▶ [TASK INSTRUCTIONS] Gather up the lines with the word "correct" in them.

▶ [PROVIDED RECORDS]
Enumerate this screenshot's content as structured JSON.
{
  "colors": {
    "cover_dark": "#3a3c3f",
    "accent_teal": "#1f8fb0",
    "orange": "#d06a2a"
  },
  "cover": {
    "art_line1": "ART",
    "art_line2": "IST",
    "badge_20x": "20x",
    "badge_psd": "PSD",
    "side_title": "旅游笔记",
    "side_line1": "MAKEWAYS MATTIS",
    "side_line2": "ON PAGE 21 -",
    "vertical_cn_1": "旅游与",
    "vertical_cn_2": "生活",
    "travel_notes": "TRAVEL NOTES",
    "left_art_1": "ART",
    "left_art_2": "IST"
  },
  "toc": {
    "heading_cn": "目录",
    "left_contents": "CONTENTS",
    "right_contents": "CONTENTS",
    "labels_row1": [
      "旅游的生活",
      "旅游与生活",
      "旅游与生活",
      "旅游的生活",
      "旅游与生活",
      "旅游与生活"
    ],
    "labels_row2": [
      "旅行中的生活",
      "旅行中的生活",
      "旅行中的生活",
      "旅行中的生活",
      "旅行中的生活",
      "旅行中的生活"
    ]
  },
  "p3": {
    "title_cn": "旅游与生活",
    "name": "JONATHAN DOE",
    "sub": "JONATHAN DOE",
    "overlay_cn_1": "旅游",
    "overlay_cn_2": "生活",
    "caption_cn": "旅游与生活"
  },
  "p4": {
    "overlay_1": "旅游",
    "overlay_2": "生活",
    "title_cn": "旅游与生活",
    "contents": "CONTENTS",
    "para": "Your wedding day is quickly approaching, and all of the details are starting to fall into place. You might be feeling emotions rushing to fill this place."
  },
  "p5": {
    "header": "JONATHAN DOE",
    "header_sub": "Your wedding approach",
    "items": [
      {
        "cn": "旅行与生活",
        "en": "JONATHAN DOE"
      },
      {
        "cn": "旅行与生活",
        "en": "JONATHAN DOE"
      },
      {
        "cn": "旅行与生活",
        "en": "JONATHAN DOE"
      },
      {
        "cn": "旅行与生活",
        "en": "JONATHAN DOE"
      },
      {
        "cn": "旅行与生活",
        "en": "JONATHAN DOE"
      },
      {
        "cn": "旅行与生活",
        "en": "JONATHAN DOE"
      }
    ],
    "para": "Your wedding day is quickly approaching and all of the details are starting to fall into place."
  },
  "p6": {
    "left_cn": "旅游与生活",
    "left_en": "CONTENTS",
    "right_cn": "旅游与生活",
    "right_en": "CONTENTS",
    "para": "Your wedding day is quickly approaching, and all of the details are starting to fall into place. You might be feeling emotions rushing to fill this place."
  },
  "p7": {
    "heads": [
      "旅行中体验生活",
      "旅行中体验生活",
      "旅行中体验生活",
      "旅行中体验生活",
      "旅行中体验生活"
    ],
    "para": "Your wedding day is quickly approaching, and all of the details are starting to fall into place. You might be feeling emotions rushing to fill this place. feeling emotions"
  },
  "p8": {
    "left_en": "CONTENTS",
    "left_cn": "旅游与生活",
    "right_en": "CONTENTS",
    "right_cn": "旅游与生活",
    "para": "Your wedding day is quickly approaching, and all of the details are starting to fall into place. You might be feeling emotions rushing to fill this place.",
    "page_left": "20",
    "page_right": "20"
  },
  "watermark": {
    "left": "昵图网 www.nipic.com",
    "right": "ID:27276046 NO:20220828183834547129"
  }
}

--

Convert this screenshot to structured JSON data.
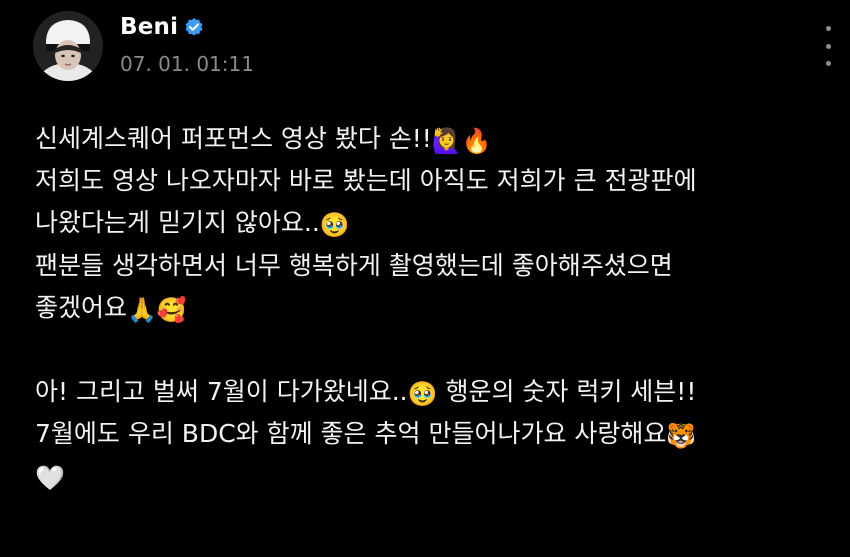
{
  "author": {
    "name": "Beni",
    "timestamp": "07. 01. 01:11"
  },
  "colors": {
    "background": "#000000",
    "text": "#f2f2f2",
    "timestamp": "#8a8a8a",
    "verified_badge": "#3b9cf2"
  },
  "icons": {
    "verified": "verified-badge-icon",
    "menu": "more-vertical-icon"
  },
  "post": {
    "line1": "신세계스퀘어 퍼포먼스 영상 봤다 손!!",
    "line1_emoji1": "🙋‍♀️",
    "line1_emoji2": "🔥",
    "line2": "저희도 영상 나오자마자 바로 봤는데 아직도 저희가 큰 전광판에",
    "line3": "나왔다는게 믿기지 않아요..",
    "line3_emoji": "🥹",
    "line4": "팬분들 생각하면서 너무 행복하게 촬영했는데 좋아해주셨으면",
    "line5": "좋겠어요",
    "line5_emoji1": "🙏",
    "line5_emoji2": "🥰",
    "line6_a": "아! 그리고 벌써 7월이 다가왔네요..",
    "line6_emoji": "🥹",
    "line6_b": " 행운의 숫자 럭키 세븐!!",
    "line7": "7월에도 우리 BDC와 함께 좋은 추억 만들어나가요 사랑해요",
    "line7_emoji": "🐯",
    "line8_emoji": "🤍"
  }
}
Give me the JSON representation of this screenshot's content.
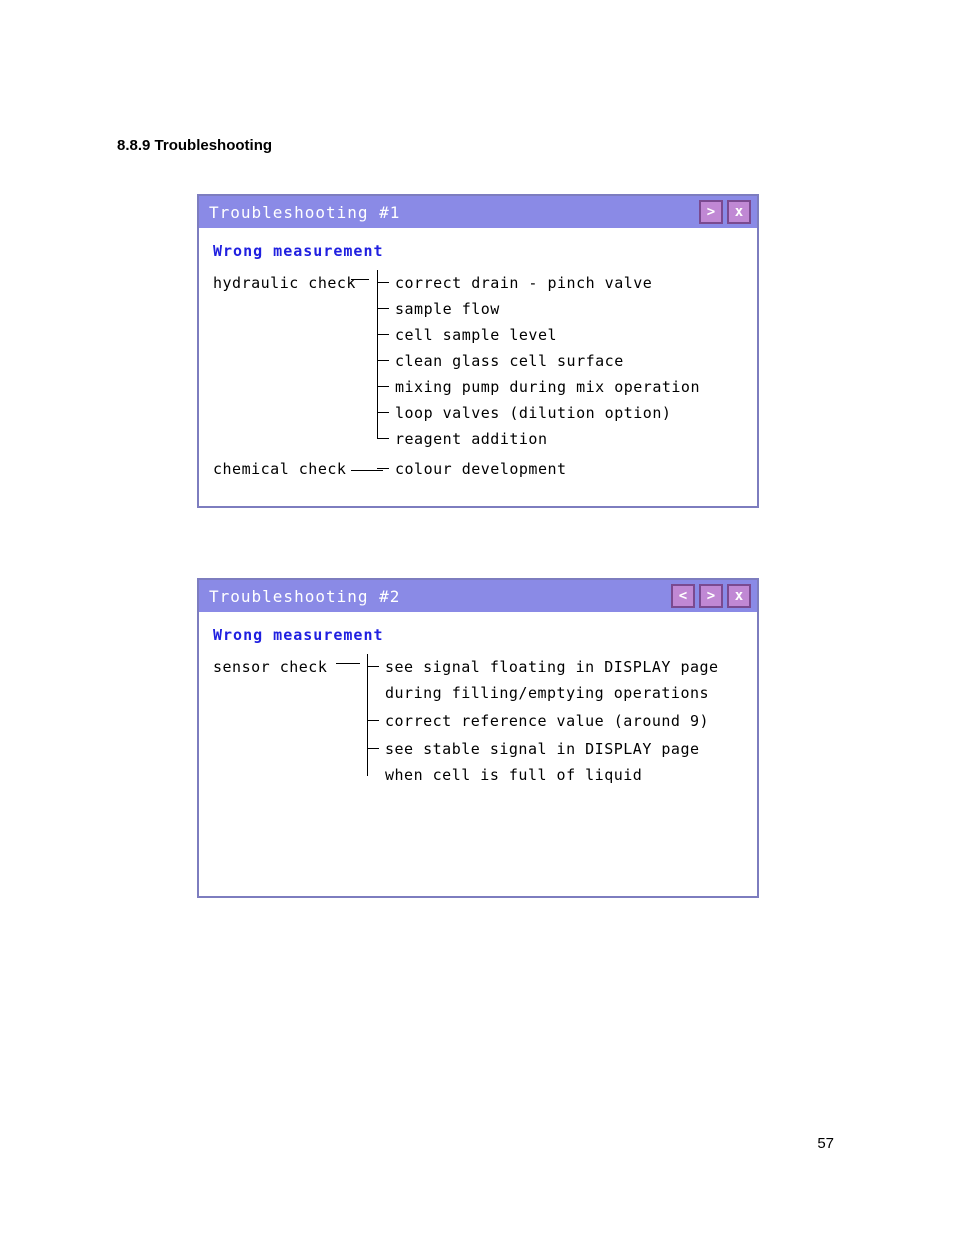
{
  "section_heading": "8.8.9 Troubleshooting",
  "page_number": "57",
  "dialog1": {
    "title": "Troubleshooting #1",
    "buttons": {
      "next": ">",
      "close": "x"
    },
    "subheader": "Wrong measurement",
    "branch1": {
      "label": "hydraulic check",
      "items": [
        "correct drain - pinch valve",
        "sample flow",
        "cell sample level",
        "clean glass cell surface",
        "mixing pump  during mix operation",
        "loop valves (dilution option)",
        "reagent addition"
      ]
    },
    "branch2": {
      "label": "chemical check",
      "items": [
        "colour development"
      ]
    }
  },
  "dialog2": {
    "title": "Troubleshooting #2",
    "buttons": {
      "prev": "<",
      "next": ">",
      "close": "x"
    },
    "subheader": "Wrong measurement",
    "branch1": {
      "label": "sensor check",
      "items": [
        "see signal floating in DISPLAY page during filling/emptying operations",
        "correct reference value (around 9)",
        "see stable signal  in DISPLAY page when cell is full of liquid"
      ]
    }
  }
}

▶ [PROBLEM SOLUTION]
        "correct drain - pinch valve",
        "correct reference value (around 9)",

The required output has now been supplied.